[begin DATASET]

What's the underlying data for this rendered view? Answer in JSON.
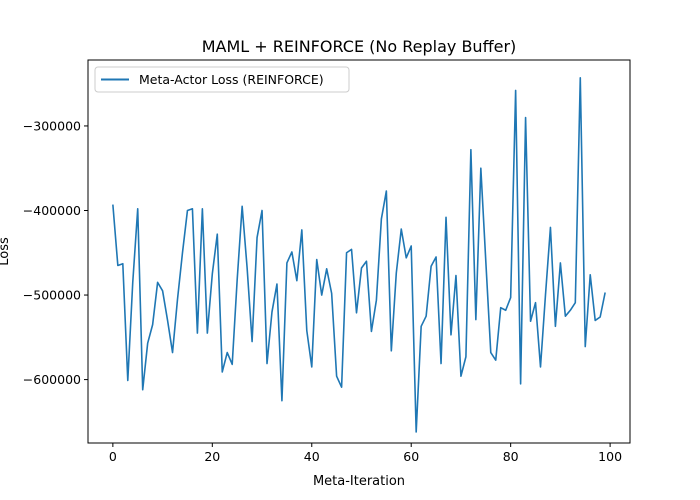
{
  "chart_data": {
    "type": "line",
    "title": "MAML + REINFORCE (No Replay Buffer)",
    "xlabel": "Meta-Iteration",
    "ylabel": "Loss",
    "xlim": [
      -5,
      104
    ],
    "ylim": [
      -675000,
      -222000
    ],
    "xticks": [
      0,
      20,
      40,
      60,
      80,
      100
    ],
    "yticks": [
      -600000,
      -500000,
      -400000,
      -300000
    ],
    "ytick_labels": [
      "−600000",
      "−500000",
      "−400000",
      "−300000"
    ],
    "grid": false,
    "legend_position": "top-left",
    "series": [
      {
        "name": "Meta-Actor Loss (REINFORCE)",
        "color": "#1f77b4",
        "x": [
          0,
          1,
          2,
          3,
          4,
          5,
          6,
          7,
          8,
          9,
          10,
          11,
          12,
          13,
          14,
          15,
          16,
          17,
          18,
          19,
          20,
          21,
          22,
          23,
          24,
          25,
          26,
          27,
          28,
          29,
          30,
          31,
          32,
          33,
          34,
          35,
          36,
          37,
          38,
          39,
          40,
          41,
          42,
          43,
          44,
          45,
          46,
          47,
          48,
          49,
          50,
          51,
          52,
          53,
          54,
          55,
          56,
          57,
          58,
          59,
          60,
          61,
          62,
          63,
          64,
          65,
          66,
          67,
          68,
          69,
          70,
          71,
          72,
          73,
          74,
          75,
          76,
          77,
          78,
          79,
          80,
          81,
          82,
          83,
          84,
          85,
          86,
          87,
          88,
          89,
          90,
          91,
          92,
          93,
          94,
          95,
          96,
          97,
          98,
          99
        ],
        "values": [
          -393000,
          -465000,
          -463000,
          -601000,
          -485000,
          -398000,
          -612000,
          -557000,
          -535000,
          -485000,
          -495000,
          -530000,
          -568000,
          -505000,
          -450000,
          -400000,
          -398000,
          -545000,
          -398000,
          -545000,
          -475000,
          -428000,
          -591000,
          -568000,
          -582000,
          -482000,
          -395000,
          -468000,
          -555000,
          -432000,
          -400000,
          -581000,
          -520000,
          -487000,
          -625000,
          -462000,
          -449000,
          -483000,
          -423000,
          -542000,
          -585000,
          -458000,
          -500000,
          -469000,
          -498000,
          -596000,
          -609000,
          -450000,
          -446000,
          -521000,
          -468000,
          -460000,
          -543000,
          -506000,
          -410000,
          -377000,
          -566000,
          -474000,
          -422000,
          -456000,
          -442000,
          -662000,
          -537000,
          -525000,
          -466000,
          -455000,
          -581000,
          -408000,
          -547000,
          -477000,
          -596000,
          -573000,
          -328000,
          -529000,
          -350000,
          -460000,
          -568000,
          -577000,
          -515000,
          -518000,
          -503000,
          -258000,
          -605000,
          -290000,
          -531000,
          -509000,
          -585000,
          -500000,
          -420000,
          -537000,
          -462000,
          -525000,
          -518000,
          -509000,
          -243000,
          -561000,
          -476000,
          -530000,
          -526000,
          -497000
        ]
      }
    ]
  }
}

[end DATASET]

- _WHAT THE TASK REQUIRES_: Pictures in the records above are left out; print everything else exactly as written.

- _SOLVED PROBLEM_:
What's the underlying data for this rendered view? Answer in JSON.
{
  "chart_data": {
    "type": "line",
    "title": "MAML + REINFORCE (No Replay Buffer)",
    "xlabel": "Meta-Iteration",
    "ylabel": "Loss",
    "xlim": [
      -5,
      104
    ],
    "ylim": [
      -675000,
      -222000
    ],
    "xticks": [
      0,
      20,
      40,
      60,
      80,
      100
    ],
    "yticks": [
      -600000,
      -500000,
      -400000,
      -300000
    ],
    "ytick_labels": [
      "−600000",
      "−500000",
      "−400000",
      "−300000"
    ],
    "grid": false,
    "legend_position": "top-left",
    "series": [
      {
        "name": "Meta-Actor Loss (REINFORCE)",
        "color": "#1f77b4",
        "x": [
          0,
          1,
          2,
          3,
          4,
          5,
          6,
          7,
          8,
          9,
          10,
          11,
          12,
          13,
          14,
          15,
          16,
          17,
          18,
          19,
          20,
          21,
          22,
          23,
          24,
          25,
          26,
          27,
          28,
          29,
          30,
          31,
          32,
          33,
          34,
          35,
          36,
          37,
          38,
          39,
          40,
          41,
          42,
          43,
          44,
          45,
          46,
          47,
          48,
          49,
          50,
          51,
          52,
          53,
          54,
          55,
          56,
          57,
          58,
          59,
          60,
          61,
          62,
          63,
          64,
          65,
          66,
          67,
          68,
          69,
          70,
          71,
          72,
          73,
          74,
          75,
          76,
          77,
          78,
          79,
          80,
          81,
          82,
          83,
          84,
          85,
          86,
          87,
          88,
          89,
          90,
          91,
          92,
          93,
          94,
          95,
          96,
          97,
          98,
          99
        ],
        "values": [
          -393000,
          -465000,
          -463000,
          -601000,
          -485000,
          -398000,
          -612000,
          -557000,
          -535000,
          -485000,
          -495000,
          -530000,
          -568000,
          -505000,
          -450000,
          -400000,
          -398000,
          -545000,
          -398000,
          -545000,
          -475000,
          -428000,
          -591000,
          -568000,
          -582000,
          -482000,
          -395000,
          -468000,
          -555000,
          -432000,
          -400000,
          -581000,
          -520000,
          -487000,
          -625000,
          -462000,
          -449000,
          -483000,
          -423000,
          -542000,
          -585000,
          -458000,
          -500000,
          -469000,
          -498000,
          -596000,
          -609000,
          -450000,
          -446000,
          -521000,
          -468000,
          -460000,
          -543000,
          -506000,
          -410000,
          -377000,
          -566000,
          -474000,
          -422000,
          -456000,
          -442000,
          -662000,
          -537000,
          -525000,
          -466000,
          -455000,
          -581000,
          -408000,
          -547000,
          -477000,
          -596000,
          -573000,
          -328000,
          -529000,
          -350000,
          -460000,
          -568000,
          -577000,
          -515000,
          -518000,
          -503000,
          -258000,
          -605000,
          -290000,
          -531000,
          -509000,
          -585000,
          -500000,
          -420000,
          -537000,
          -462000,
          -525000,
          -518000,
          -509000,
          -243000,
          -561000,
          -476000,
          -530000,
          -526000,
          -497000
        ]
      }
    ]
  }
}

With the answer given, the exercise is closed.